- Task description: Pictures aside, repeat every entry exactly.

Figure record listings:
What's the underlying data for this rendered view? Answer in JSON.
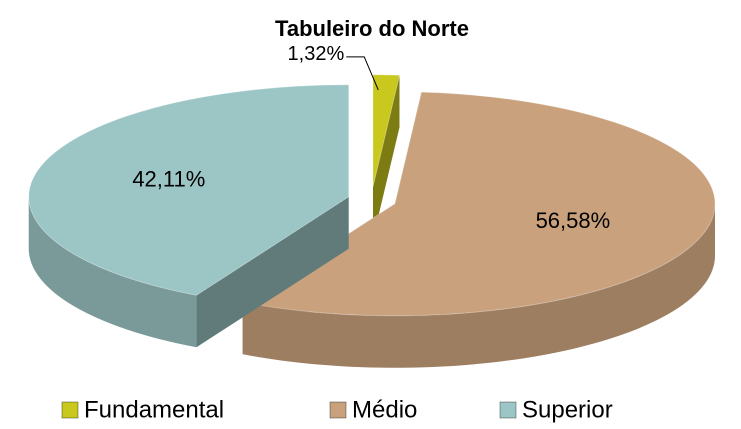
{
  "chart_data": {
    "type": "pie",
    "title": "Tabuleiro do Norte",
    "categories": [
      "Fundamental",
      "Médio",
      "Superior"
    ],
    "values": [
      1.32,
      56.58,
      42.11
    ],
    "value_labels": [
      "1,32%",
      "56,58%",
      "42,11%"
    ],
    "colors": [
      "#c8c81e",
      "#c9a17c",
      "#9cc6c6"
    ],
    "legend": "bottom"
  }
}
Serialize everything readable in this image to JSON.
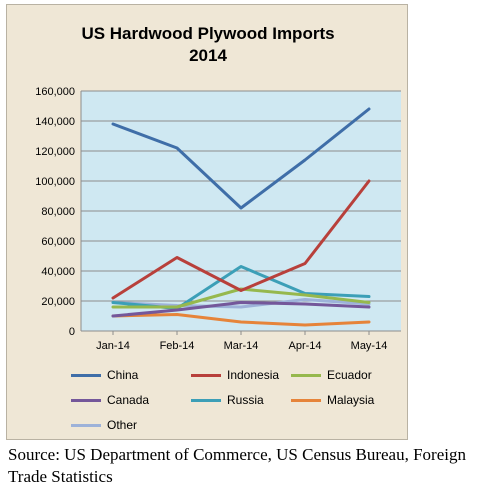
{
  "chart_data": {
    "type": "line",
    "title": "US Hardwood Plywood Imports",
    "subtitle": "2014",
    "categories": [
      "Jan-14",
      "Feb-14",
      "Mar-14",
      "Apr-14",
      "May-14"
    ],
    "ylim": [
      0,
      160000
    ],
    "yticks": [
      "0",
      "20,000",
      "40,000",
      "60,000",
      "80,000",
      "100,000",
      "120,000",
      "140,000",
      "160,000"
    ],
    "grid": true,
    "legend_position": "bottom",
    "series": [
      {
        "name": "China",
        "color": "#3f6ea8",
        "values": [
          138000,
          122000,
          82000,
          114000,
          148000
        ]
      },
      {
        "name": "Indonesia",
        "color": "#b8403b",
        "values": [
          22000,
          49000,
          27000,
          45000,
          100000
        ]
      },
      {
        "name": "Ecuador",
        "color": "#96b84d",
        "values": [
          16000,
          16000,
          28000,
          24000,
          19000
        ]
      },
      {
        "name": "Canada",
        "color": "#74579a",
        "values": [
          10000,
          14000,
          19000,
          18000,
          16000
        ]
      },
      {
        "name": "Russia",
        "color": "#3c9fb7",
        "values": [
          19000,
          15000,
          43000,
          25000,
          23000
        ]
      },
      {
        "name": "Malaysia",
        "color": "#e6843a",
        "values": [
          10000,
          11000,
          6000,
          4000,
          6000
        ]
      },
      {
        "name": "Other",
        "color": "#9db2d9",
        "values": [
          19000,
          17000,
          16000,
          21000,
          18000
        ]
      }
    ]
  },
  "source": {
    "text": "Source: US Department of Commerce, US Census Bureau, Foreign Trade Statistics"
  },
  "colors": {
    "frame_background": "#efe7d6",
    "plot_background": "#cfe8f2",
    "gridline": "#8c8c8c"
  }
}
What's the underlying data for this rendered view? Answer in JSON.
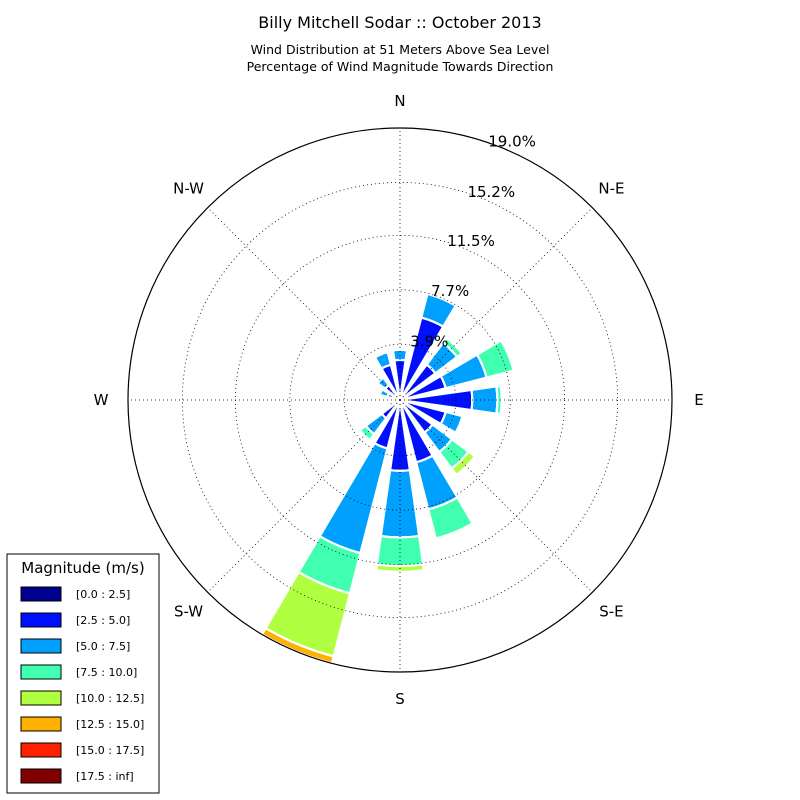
{
  "chart_data": {
    "type": "windrose",
    "title": "Billy Mitchell Sodar :: October 2013",
    "subtitle_lines": [
      "Wind Distribution at 51 Meters Above Sea Level",
      "Percentage of Wind Magnitude Towards Direction"
    ],
    "direction_labels": [
      "N",
      "N-E",
      "E",
      "S-E",
      "S",
      "S-W",
      "W",
      "N-W"
    ],
    "ring_values": [
      3.9,
      7.7,
      11.5,
      15.2,
      19.0
    ],
    "ring_labels": [
      "3.9%",
      "7.7%",
      "11.5%",
      "15.2%",
      "19.0%"
    ],
    "rmax": 19.0,
    "grid": true,
    "legend": {
      "title": "Magnitude (m/s)",
      "placement": "bottom-left",
      "bins": [
        {
          "label": "[0.0 : 2.5]",
          "color": "#00008f"
        },
        {
          "label": "[2.5 : 5.0]",
          "color": "#0010ff"
        },
        {
          "label": "[5.0 : 7.5]",
          "color": "#00a0ff"
        },
        {
          "label": "[7.5 : 10.0]",
          "color": "#40ffb0"
        },
        {
          "label": "[10.0 : 12.5]",
          "color": "#b0ff40"
        },
        {
          "label": "[12.5 : 15.0]",
          "color": "#ffb000"
        },
        {
          "label": "[15.0 : 17.5]",
          "color": "#ff2000"
        },
        {
          "label": "[17.5 : inf]",
          "color": "#800000"
        }
      ]
    },
    "sector_count": 16,
    "sector_width_deg": 16,
    "sectors": [
      {
        "direction_deg": 0.0,
        "cumulative": [
          0.15,
          2.8,
          3.5
        ]
      },
      {
        "direction_deg": 22.5,
        "cumulative": [
          0.15,
          5.95,
          7.65
        ]
      },
      {
        "direction_deg": 45.0,
        "cumulative": [
          0.15,
          3.1,
          5.0,
          5.4
        ]
      },
      {
        "direction_deg": 67.5,
        "cumulative": [
          0.15,
          3.3,
          6.25,
          8.2
        ]
      },
      {
        "direction_deg": 90.0,
        "cumulative": [
          0.15,
          5.05,
          6.8,
          7.1
        ]
      },
      {
        "direction_deg": 112.5,
        "cumulative": [
          0.15,
          3.3,
          4.5
        ]
      },
      {
        "direction_deg": 135.0,
        "cumulative": [
          0.15,
          2.85,
          4.55,
          6.0,
          6.55
        ]
      },
      {
        "direction_deg": 157.5,
        "cumulative": [
          0.15,
          4.5,
          7.9,
          10.0
        ]
      },
      {
        "direction_deg": 180.0,
        "cumulative": [
          0.15,
          4.95,
          9.6,
          11.6,
          12.0
        ]
      },
      {
        "direction_deg": 202.5,
        "cumulative": [
          0.15,
          3.5,
          11.05,
          13.95,
          18.5,
          19.0
        ]
      },
      {
        "direction_deg": 225.0,
        "cumulative": [
          0.15,
          1.6,
          3.0,
          3.5
        ]
      },
      {
        "direction_deg": 247.5,
        "cumulative": [
          0.15,
          0.8
        ]
      },
      {
        "direction_deg": 270.0,
        "cumulative": [
          0.15,
          0.6
        ]
      },
      {
        "direction_deg": 292.5,
        "cumulative": [
          0.15,
          0.9,
          1.45
        ]
      },
      {
        "direction_deg": 315.0,
        "cumulative": [
          0.15,
          1.3,
          1.95
        ]
      },
      {
        "direction_deg": 337.5,
        "cumulative": [
          0.15,
          2.55,
          3.45
        ]
      }
    ]
  }
}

- Reply:
What's the underlying data for this rendered view? Answer in JSON.
{
  "chart_data": {
    "type": "pie",
    "title": "Tabuleiro do Norte",
    "categories": [
      "Fundamental",
      "Médio",
      "Superior"
    ],
    "values": [
      1.32,
      56.58,
      42.11
    ],
    "value_labels": [
      "1,32%",
      "56,58%",
      "42,11%"
    ],
    "colors": [
      "#c8c81e",
      "#c9a17c",
      "#9cc6c6"
    ],
    "legend": "bottom"
  }
}
Serialize everything readable in this image to JSON.
{
  "chart_data": {
    "type": "line",
    "title": "US Hardwood Plywood Imports",
    "subtitle": "2014",
    "categories": [
      "Jan-14",
      "Feb-14",
      "Mar-14",
      "Apr-14",
      "May-14"
    ],
    "ylim": [
      0,
      160000
    ],
    "yticks": [
      "0",
      "20,000",
      "40,000",
      "60,000",
      "80,000",
      "100,000",
      "120,000",
      "140,000",
      "160,000"
    ],
    "grid": true,
    "legend_position": "bottom",
    "series": [
      {
        "name": "China",
        "color": "#3f6ea8",
        "values": [
          138000,
          122000,
          82000,
          114000,
          148000
        ]
      },
      {
        "name": "Indonesia",
        "color": "#b8403b",
        "values": [
          22000,
          49000,
          27000,
          45000,
          100000
        ]
      },
      {
        "name": "Ecuador",
        "color": "#96b84d",
        "values": [
          16000,
          16000,
          28000,
          24000,
          19000
        ]
      },
      {
        "name": "Canada",
        "color": "#74579a",
        "values": [
          10000,
          14000,
          19000,
          18000,
          16000
        ]
      },
      {
        "name": "Russia",
        "color": "#3c9fb7",
        "values": [
          19000,
          15000,
          43000,
          25000,
          23000
        ]
      },
      {
        "name": "Malaysia",
        "color": "#e6843a",
        "values": [
          10000,
          11000,
          6000,
          4000,
          6000
        ]
      },
      {
        "name": "Other",
        "color": "#9db2d9",
        "values": [
          19000,
          17000,
          16000,
          21000,
          18000
        ]
      }
    ]
  },
  "source": {
    "text": "Source: US Department of Commerce, US Census Bureau, Foreign Trade Statistics"
  },
  "colors": {
    "frame_background": "#efe7d6",
    "plot_background": "#cfe8f2",
    "gridline": "#8c8c8c"
  }
}
What's the underlying data for this rendered view? Answer in JSON.
{
  "chart_data": {
    "type": "windrose",
    "title": "Billy Mitchell Sodar :: October 2013",
    "subtitle_lines": [
      "Wind Distribution at 51 Meters Above Sea Level",
      "Percentage of Wind Magnitude Towards Direction"
    ],
    "direction_labels": [
      "N",
      "N-E",
      "E",
      "S-E",
      "S",
      "S-W",
      "W",
      "N-W"
    ],
    "ring_values": [
      3.9,
      7.7,
      11.5,
      15.2,
      19.0
    ],
    "ring_labels": [
      "3.9%",
      "7.7%",
      "11.5%",
      "15.2%",
      "19.0%"
    ],
    "rmax": 19.0,
    "grid": true,
    "legend": {
      "title": "Magnitude (m/s)",
      "placement": "bottom-left",
      "bins": [
        {
          "label": "[0.0 : 2.5]",
          "color": "#00008f"
        },
        {
          "label": "[2.5 : 5.0]",
          "color": "#0010ff"
        },
        {
          "label": "[5.0 : 7.5]",
          "color": "#00a0ff"
        },
        {
          "label": "[7.5 : 10.0]",
          "color": "#40ffb0"
        },
        {
          "label": "[10.0 : 12.5]",
          "color": "#b0ff40"
        },
        {
          "label": "[12.5 : 15.0]",
          "color": "#ffb000"
        },
        {
          "label": "[15.0 : 17.5]",
          "color": "#ff2000"
        },
        {
          "label": "[17.5 : inf]",
          "color": "#800000"
        }
      ]
    },
    "sector_count": 16,
    "sector_width_deg": 16,
    "sectors": [
      {
        "direction_deg": 0.0,
        "cumulative": [
          0.15,
          2.8,
          3.5
        ]
      },
      {
        "direction_deg": 22.5,
        "cumulative": [
          0.15,
          5.95,
          7.65
        ]
      },
      {
        "direction_deg": 45.0,
        "cumulative": [
          0.15,
          3.1,
          5.0,
          5.4
        ]
      },
      {
        "direction_deg": 67.5,
        "cumulative": [
          0.15,
          3.3,
          6.25,
          8.2
        ]
      },
      {
        "direction_deg": 90.0,
        "cumulative": [
          0.15,
          5.05,
          6.8,
          7.1
        ]
      },
      {
        "direction_deg": 112.5,
        "cumulative": [
          0.15,
          3.3,
          4.5
        ]
      },
      {
        "direction_deg": 135.0,
        "cumulative": [
          0.15,
          2.85,
          4.55,
          6.0,
          6.55
        ]
      },
      {
        "direction_deg": 157.5,
        "cumulative": [
          0.15,
          4.5,
          7.9,
          10.0
        ]
      },
      {
        "direction_deg": 180.0,
        "cumulative": [
          0.15,
          4.95,
          9.6,
          11.6,
          12.0
        ]
      },
      {
        "direction_deg": 202.5,
        "cumulative": [
          0.15,
          3.5,
          11.05,
          13.95,
          18.5,
          19.0
        ]
      },
      {
        "direction_deg": 225.0,
        "cumulative": [
          0.15,
          1.6,
          3.0,
          3.5
        ]
      },
      {
        "direction_deg": 247.5,
        "cumulative": [
          0.15,
          0.8
        ]
      },
      {
        "direction_deg": 270.0,
        "cumulative": [
          0.15,
          0.6
        ]
      },
      {
        "direction_deg": 292.5,
        "cumulative": [
          0.15,
          0.9,
          1.45
        ]
      },
      {
        "direction_deg": 315.0,
        "cumulative": [
          0.15,
          1.3,
          1.95
        ]
      },
      {
        "direction_deg": 337.5,
        "cumulative": [
          0.15,
          2.55,
          3.45
        ]
      }
    ]
  }
}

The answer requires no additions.